## START THE RECORDS

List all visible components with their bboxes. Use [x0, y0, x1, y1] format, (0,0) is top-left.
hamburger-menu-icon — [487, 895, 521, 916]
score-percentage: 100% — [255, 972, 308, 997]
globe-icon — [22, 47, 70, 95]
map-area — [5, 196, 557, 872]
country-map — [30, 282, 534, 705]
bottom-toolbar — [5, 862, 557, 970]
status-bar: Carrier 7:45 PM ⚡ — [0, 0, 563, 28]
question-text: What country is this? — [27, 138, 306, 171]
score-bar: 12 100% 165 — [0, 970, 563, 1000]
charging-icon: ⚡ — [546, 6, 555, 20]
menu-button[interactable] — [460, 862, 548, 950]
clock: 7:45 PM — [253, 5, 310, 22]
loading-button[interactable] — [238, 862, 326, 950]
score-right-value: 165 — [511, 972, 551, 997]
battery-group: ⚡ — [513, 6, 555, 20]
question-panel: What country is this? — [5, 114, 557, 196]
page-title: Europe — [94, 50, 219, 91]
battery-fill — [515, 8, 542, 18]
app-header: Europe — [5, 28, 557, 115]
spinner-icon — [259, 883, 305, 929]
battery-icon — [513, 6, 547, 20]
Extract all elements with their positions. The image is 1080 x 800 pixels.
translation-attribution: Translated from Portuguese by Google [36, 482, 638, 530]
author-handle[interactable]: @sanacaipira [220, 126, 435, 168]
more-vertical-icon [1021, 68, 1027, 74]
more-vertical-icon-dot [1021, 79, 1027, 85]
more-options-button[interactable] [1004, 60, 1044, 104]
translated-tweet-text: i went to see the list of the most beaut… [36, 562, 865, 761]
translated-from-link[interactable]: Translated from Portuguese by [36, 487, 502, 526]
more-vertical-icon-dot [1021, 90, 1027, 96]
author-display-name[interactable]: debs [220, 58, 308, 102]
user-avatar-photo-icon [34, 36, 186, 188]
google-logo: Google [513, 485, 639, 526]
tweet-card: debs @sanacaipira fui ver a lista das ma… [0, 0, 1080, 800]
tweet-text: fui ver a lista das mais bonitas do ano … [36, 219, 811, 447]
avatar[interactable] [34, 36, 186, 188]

## END THE RECORDS

__EXERCISE BRIEF__
Turn the rows above into a Markdown table with the columns "No." and "Line," numbering each row and leaving out any blank lines.

__SOLUTION TO THE PROBLEM__
| No. | Line |
|---|---|
| 1 | List all visible components with their bboxes. Use [x0, y0, x1, y1] format, (0,0) is top-left. |
| 2 | hamburger-menu-icon — [487, 895, 521, 916] |
| 3 | score-percentage: 100% — [255, 972, 308, 997] |
| 4 | globe-icon — [22, 47, 70, 95] |
| 5 | map-area — [5, 196, 557, 872] |
| 6 | country-map — [30, 282, 534, 705] |
| 7 | bottom-toolbar — [5, 862, 557, 970] |
| 8 | status-bar: Carrier 7:45 PM ⚡ — [0, 0, 563, 28] |
| 9 | question-text: What country is this? — [27, 138, 306, 171] |
| 10 | score-bar: 12 100% 165 — [0, 970, 563, 1000] |
| 11 | charging-icon: ⚡ — [546, 6, 555, 20] |
| 12 | menu-button[interactable] — [460, 862, 548, 950] |
| 13 | clock: 7:45 PM — [253, 5, 310, 22] |
| 14 | loading-button[interactable] — [238, 862, 326, 950] |
| 15 | score-right-value: 165 — [511, 972, 551, 997] |
| 16 | battery-group: ⚡ — [513, 6, 555, 20] |
| 17 | question-panel: What country is this? — [5, 114, 557, 196] |
| 18 | page-title: Europe — [94, 50, 219, 91] |
| 19 | battery-fill — [515, 8, 542, 18] |
| 20 | app-header: Europe — [5, 28, 557, 115] |
| 21 | spinner-icon — [259, 883, 305, 929] |
| 22 | battery-icon — [513, 6, 547, 20] |
| 23 | Extract all elements with their positions. The image is 1080 x 800 pixels. |
| 24 | translation-attribution: Translated from Portuguese by Google [36, 482, 638, 530] |
| 25 | author-handle[interactable]: @sanacaipira [220, 126, 435, 168] |
| 26 | more-vertical-icon [1021, 68, 1027, 74] |
| 27 | more-vertical-icon-dot [1021, 79, 1027, 85] |
| 28 | more-options-button[interactable] [1004, 60, 1044, 104] |
| 29 | translated-tweet-text: i went to see the list of the most beaut… [36, 562, 865, 761] |
| 30 | translated-from-link[interactable]: Translated from Portuguese by [36, 487, 502, 526] |
| 31 | more-vertical-icon-dot [1021, 90, 1027, 96] |
| 32 | author-display-name[interactable]: debs [220, 58, 308, 102] |
| 33 | user-avatar-photo-icon [34, 36, 186, 188] |
| 34 | google-logo: Google [513, 485, 639, 526] |
| 35 | tweet-card: debs @sanacaipira fui ver a lista das ma… [0, 0, 1080, 800] |
| 36 | tweet-text: fui ver a lista das mais bonitas do ano … [36, 219, 811, 447] |
| 37 | avatar[interactable] [34, 36, 186, 188] |